%%

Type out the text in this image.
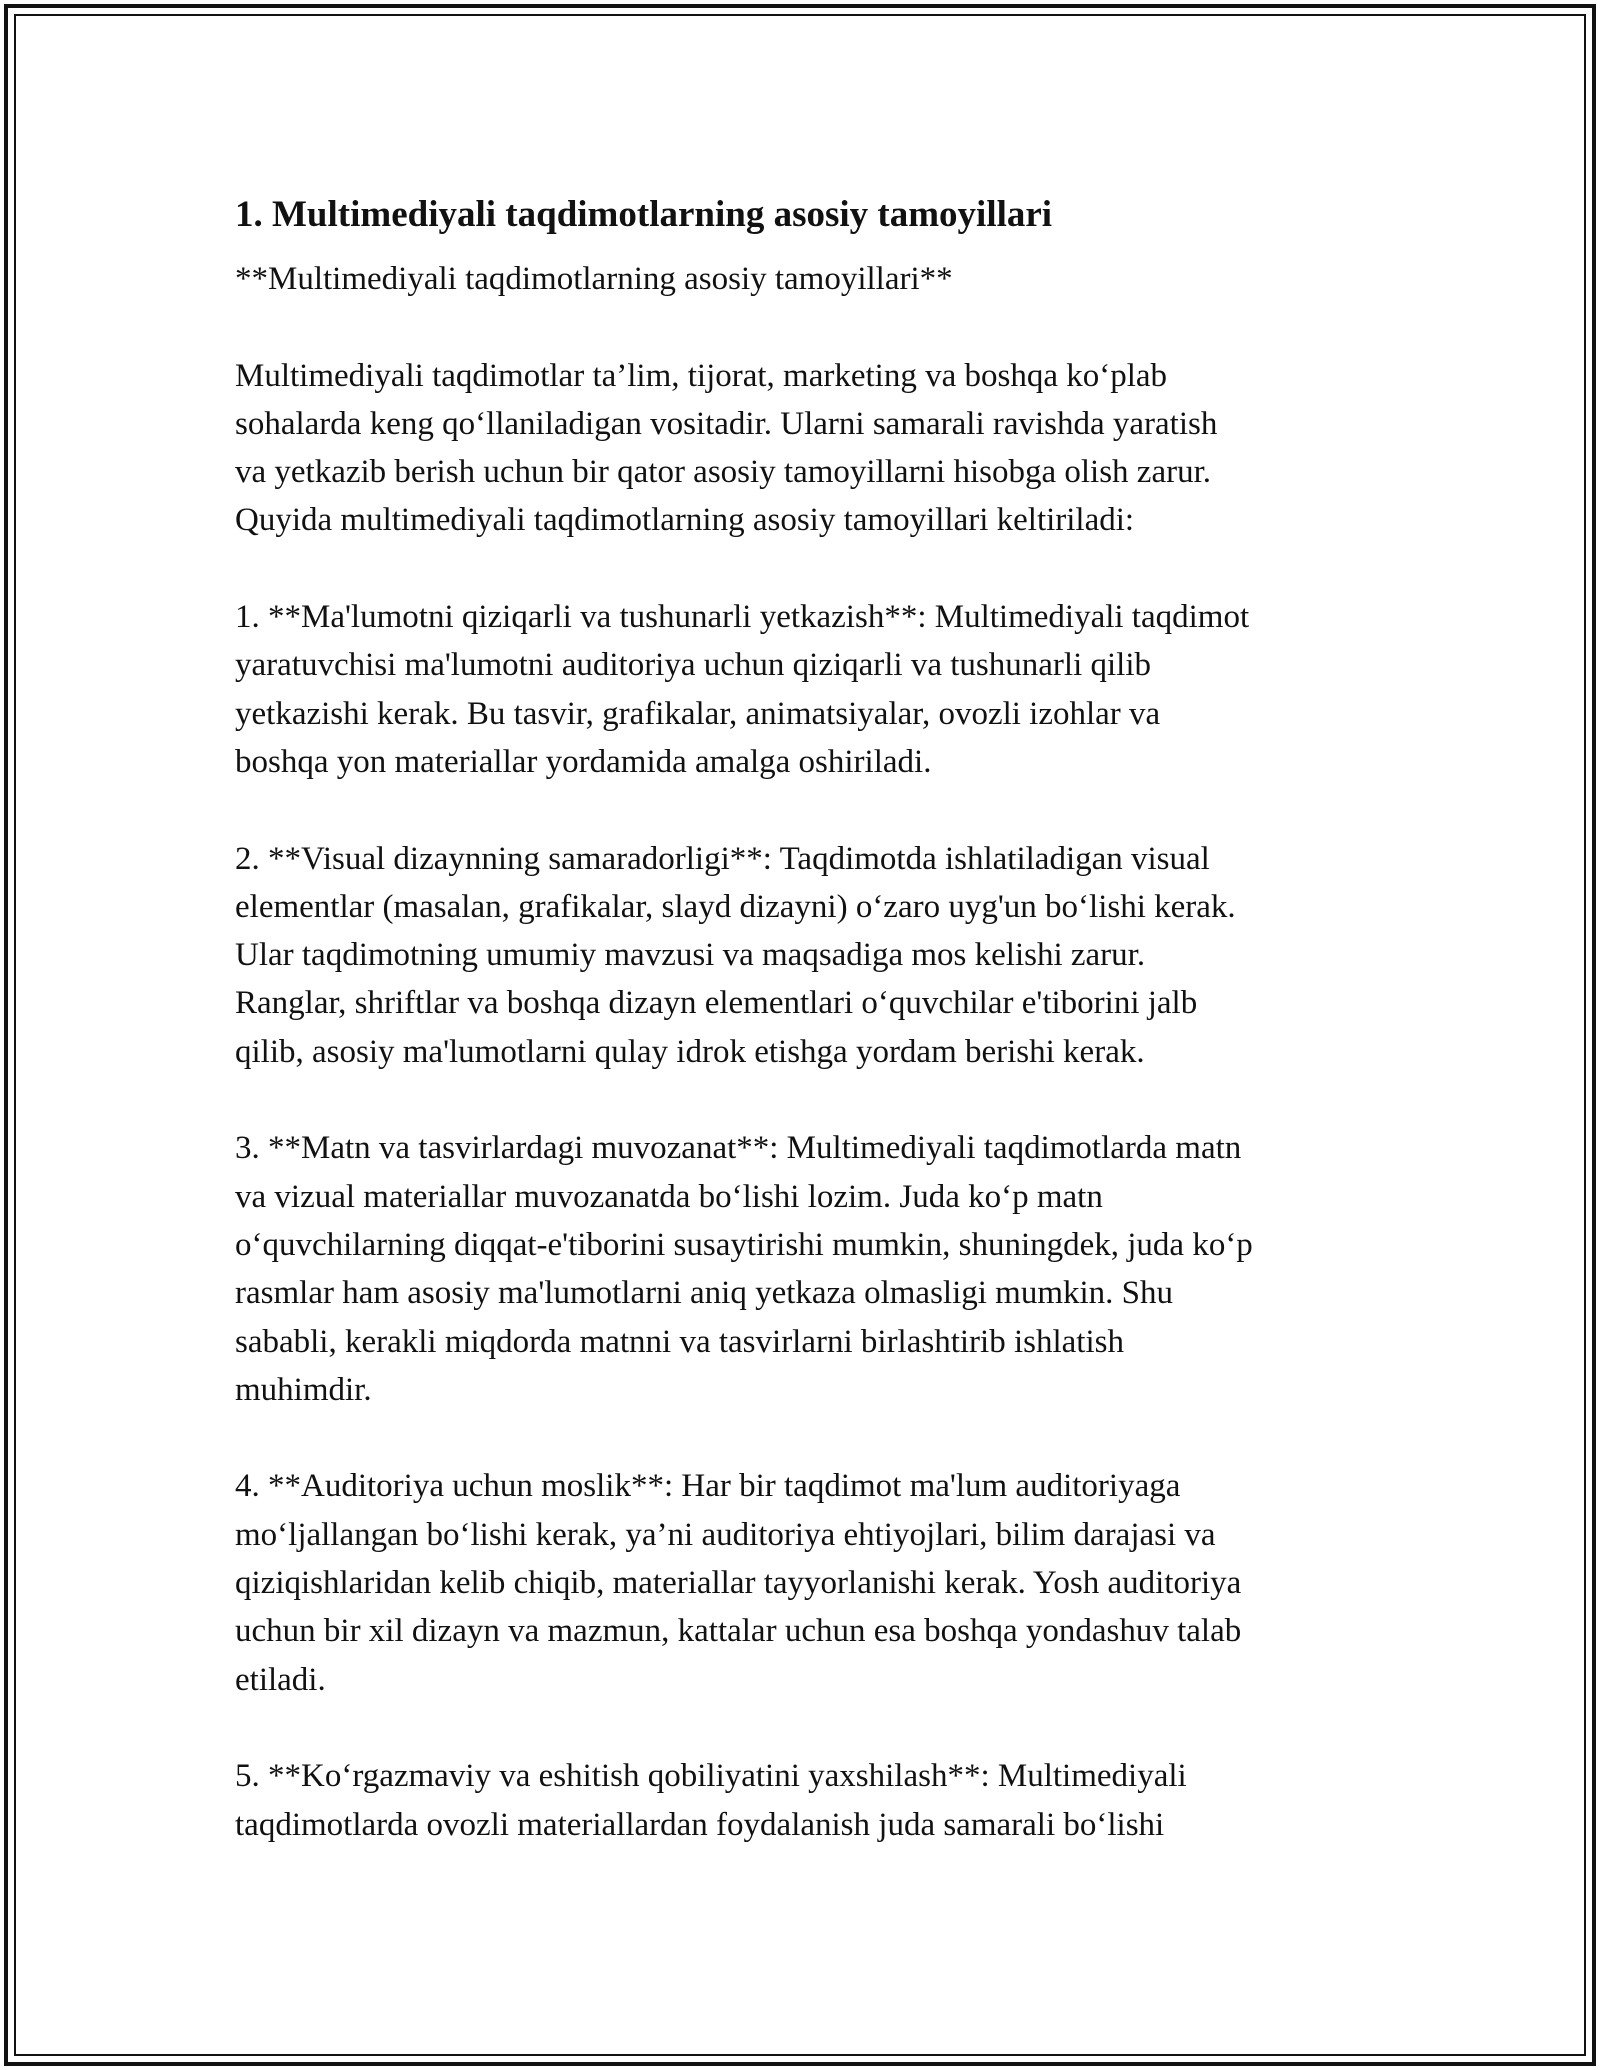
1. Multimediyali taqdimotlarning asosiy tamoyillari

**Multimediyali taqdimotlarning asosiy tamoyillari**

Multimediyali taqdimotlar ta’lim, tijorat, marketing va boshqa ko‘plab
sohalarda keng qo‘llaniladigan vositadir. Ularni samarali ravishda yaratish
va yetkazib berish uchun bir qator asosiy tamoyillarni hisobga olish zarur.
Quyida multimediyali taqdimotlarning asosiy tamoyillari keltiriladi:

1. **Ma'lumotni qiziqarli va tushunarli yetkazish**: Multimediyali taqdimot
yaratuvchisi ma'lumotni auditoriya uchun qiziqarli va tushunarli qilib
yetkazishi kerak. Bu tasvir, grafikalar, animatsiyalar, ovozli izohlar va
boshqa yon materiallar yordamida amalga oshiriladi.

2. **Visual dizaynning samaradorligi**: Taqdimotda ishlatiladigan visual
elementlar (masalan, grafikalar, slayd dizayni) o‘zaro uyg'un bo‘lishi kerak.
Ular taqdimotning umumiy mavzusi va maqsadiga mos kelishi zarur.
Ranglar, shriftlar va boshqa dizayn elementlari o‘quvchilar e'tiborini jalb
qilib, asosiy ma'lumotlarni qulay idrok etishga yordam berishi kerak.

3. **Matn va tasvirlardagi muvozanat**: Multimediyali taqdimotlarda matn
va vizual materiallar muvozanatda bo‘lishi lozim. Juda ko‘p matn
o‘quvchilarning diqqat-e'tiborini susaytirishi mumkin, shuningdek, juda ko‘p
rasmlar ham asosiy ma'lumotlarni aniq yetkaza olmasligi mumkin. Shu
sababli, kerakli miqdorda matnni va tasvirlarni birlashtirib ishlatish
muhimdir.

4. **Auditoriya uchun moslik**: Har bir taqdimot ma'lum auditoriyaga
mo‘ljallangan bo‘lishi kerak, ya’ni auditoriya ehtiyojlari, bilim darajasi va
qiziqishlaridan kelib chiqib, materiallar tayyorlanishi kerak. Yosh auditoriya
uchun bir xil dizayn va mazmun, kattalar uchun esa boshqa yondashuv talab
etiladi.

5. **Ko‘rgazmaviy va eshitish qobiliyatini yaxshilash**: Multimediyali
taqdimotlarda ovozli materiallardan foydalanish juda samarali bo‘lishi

%%

Only lines holding the string "lumotlarni" are wanted; gather each one from the entries above.

■ **Answer for this exercise**
qilib, asosiy ma'lumotlarni qulay idrok etishga yordam berishi kerak.
rasmlar ham asosiy ma'lumotlarni aniq yetkaza olmasligi mumkin. Shu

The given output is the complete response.